Task to complete: Retype all of the data exactly as given.

[Extracted records]
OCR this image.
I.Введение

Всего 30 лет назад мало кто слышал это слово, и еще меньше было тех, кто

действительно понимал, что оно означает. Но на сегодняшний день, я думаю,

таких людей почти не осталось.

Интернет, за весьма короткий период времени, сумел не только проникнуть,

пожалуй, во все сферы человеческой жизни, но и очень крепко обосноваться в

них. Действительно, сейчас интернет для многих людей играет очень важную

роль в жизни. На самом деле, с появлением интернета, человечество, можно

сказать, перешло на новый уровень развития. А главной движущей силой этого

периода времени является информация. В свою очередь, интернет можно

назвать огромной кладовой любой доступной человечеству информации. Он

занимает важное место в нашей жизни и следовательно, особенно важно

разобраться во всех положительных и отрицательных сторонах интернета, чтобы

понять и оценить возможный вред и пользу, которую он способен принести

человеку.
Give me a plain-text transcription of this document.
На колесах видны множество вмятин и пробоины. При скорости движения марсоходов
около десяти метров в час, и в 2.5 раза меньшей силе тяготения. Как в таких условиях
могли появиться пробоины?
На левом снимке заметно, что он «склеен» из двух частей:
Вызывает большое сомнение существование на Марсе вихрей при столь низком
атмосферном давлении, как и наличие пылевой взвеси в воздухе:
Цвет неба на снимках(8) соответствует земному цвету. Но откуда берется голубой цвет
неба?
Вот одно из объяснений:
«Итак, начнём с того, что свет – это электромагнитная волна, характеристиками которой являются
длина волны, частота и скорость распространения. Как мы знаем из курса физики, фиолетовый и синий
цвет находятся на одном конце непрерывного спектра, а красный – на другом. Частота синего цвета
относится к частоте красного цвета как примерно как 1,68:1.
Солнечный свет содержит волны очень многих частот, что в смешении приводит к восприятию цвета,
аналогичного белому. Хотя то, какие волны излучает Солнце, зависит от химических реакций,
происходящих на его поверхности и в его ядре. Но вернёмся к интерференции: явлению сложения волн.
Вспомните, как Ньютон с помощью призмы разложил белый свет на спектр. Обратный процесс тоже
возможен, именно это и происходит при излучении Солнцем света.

Task result:
OCR this image.
I.Введение

Всего 30 лет назад мало кто слышал это слово, и еще меньше было тех, кто

действительно понимал, что оно означает. Но на сегодняшний день, я думаю,

таких людей почти не осталось.

Интернет, за весьма короткий период времени, сумел не только проникнуть,

пожалуй, во все сферы человеческой жизни, но и очень крепко обосноваться в

них. Действительно, сейчас интернет для многих людей играет очень важную

роль в жизни. На самом деле, с появлением интернета, человечество, можно

сказать, перешло на новый уровень развития. А главной движущей силой этого

периода времени является информация. В свою очередь, интернет можно

назвать огромной кладовой любой доступной человечеству информации. Он

занимает важное место в нашей жизни и следовательно, особенно важно

разобраться во всех положительных и отрицательных сторонах интернета, чтобы

понять и оценить возможный вред и пользу, которую он способен принести

человеку.
Give me a plain-text transcription of this document.
На колесах видны множество вмятин и пробоины. При скорости движения марсоходов
около десяти метров в час, и в 2.5 раза меньшей силе тяготения. Как в таких условиях
могли появиться пробоины?
На левом снимке заметно, что он «склеен» из двух частей:
Вызывает большое сомнение существование на Марсе вихрей при столь низком
атмосферном давлении, как и наличие пылевой взвеси в воздухе:
Цвет неба на снимках(8) соответствует земному цвету. Но откуда берется голубой цвет
неба?
Вот одно из объяснений:
«Итак, начнём с того, что свет – это электромагнитная волна, характеристиками которой являются
длина волны, частота и скорость распространения. Как мы знаем из курса физики, фиолетовый и синий
цвет находятся на одном конце непрерывного спектра, а красный – на другом. Частота синего цвета
относится к частоте красного цвета как примерно как 1,68:1.
Солнечный свет содержит волны очень многих частот, что в смешении приводит к восприятию цвета,
аналогичного белому. Хотя то, какие волны излучает Солнце, зависит от химических реакций,
происходящих на его поверхности и в его ядре. Но вернёмся к интерференции: явлению сложения волн.
Вспомните, как Ньютон с помощью призмы разложил белый свет на спектр. Обратный процесс тоже
возможен, именно это и происходит при излучении Солнцем света.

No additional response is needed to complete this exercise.